* [The problem]:
Go through the entries below and pick out every line with "JSON".
* Begin Provided information *
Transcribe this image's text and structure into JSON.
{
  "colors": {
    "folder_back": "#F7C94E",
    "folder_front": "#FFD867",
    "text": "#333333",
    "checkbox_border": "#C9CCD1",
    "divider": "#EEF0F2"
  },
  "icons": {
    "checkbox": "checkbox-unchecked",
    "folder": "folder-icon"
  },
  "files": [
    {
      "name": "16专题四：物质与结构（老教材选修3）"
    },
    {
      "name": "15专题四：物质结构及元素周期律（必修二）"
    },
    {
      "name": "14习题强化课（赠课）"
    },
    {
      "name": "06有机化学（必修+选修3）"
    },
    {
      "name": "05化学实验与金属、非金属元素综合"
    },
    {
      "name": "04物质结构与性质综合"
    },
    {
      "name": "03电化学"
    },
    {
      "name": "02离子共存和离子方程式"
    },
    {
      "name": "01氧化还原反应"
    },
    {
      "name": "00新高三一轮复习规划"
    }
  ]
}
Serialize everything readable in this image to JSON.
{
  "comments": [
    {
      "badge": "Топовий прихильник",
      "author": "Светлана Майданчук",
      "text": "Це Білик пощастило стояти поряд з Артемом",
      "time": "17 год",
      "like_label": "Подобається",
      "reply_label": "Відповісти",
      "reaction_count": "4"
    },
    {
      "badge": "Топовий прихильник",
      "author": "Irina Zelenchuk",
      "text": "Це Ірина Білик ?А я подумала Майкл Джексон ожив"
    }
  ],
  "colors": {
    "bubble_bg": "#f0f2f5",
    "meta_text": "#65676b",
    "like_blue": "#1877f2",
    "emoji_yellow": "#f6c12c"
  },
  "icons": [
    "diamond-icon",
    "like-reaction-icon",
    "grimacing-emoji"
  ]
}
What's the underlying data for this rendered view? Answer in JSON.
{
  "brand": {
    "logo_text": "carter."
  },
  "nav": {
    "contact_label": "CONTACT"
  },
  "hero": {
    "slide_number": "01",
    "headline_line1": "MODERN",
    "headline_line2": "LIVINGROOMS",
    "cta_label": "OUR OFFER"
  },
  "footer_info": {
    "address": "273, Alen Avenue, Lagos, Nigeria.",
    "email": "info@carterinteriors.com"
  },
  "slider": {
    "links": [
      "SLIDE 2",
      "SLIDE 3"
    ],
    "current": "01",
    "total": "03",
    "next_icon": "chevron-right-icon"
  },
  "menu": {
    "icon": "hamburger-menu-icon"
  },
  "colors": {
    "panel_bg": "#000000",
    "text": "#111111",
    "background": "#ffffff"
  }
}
* End Provided information *
* [Response to this exercise]:
Transcribe this image's text and structure into JSON.
Serialize everything readable in this image to JSON.
What's the underlying data for this rendered view? Answer in JSON.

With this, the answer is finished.